**Written instruction**
Count how many lines mention the word "过程公平". Write that number alone.

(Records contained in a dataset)
>>>

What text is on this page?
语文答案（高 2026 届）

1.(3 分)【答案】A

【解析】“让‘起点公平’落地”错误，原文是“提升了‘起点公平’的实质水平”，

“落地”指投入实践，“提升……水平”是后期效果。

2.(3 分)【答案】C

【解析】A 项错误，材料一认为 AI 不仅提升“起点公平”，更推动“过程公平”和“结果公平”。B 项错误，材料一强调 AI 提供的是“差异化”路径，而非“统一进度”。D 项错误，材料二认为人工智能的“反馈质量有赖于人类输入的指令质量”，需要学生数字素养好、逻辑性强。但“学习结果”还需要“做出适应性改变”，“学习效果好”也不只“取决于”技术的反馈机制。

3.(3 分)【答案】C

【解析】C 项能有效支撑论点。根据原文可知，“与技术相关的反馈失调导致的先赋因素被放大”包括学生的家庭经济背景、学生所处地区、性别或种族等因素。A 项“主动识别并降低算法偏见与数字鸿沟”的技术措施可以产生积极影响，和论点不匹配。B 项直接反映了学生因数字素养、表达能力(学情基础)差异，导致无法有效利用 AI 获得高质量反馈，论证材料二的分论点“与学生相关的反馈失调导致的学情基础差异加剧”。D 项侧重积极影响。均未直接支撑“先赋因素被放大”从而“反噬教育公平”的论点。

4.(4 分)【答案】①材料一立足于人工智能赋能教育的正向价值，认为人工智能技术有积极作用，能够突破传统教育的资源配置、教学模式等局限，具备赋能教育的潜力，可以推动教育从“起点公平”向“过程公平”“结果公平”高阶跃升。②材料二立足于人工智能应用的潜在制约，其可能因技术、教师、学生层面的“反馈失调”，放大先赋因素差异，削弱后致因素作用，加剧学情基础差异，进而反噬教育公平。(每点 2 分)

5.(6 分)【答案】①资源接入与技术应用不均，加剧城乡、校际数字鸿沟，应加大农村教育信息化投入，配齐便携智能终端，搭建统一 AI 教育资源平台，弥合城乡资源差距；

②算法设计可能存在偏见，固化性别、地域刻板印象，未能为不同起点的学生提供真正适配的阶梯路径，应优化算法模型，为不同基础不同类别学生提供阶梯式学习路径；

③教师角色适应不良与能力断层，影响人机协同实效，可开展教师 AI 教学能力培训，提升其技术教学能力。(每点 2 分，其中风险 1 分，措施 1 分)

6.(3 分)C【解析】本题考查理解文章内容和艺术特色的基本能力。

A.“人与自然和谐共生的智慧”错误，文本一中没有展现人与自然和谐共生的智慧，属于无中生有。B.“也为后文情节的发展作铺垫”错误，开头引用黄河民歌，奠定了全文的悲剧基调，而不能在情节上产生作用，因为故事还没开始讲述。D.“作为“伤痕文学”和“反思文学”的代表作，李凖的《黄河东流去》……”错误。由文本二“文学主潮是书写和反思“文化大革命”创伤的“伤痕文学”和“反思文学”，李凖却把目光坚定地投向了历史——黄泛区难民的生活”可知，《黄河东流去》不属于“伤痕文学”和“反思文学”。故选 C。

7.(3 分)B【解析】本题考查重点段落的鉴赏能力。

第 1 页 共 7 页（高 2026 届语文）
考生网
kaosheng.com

<<<

**Exercise response**
2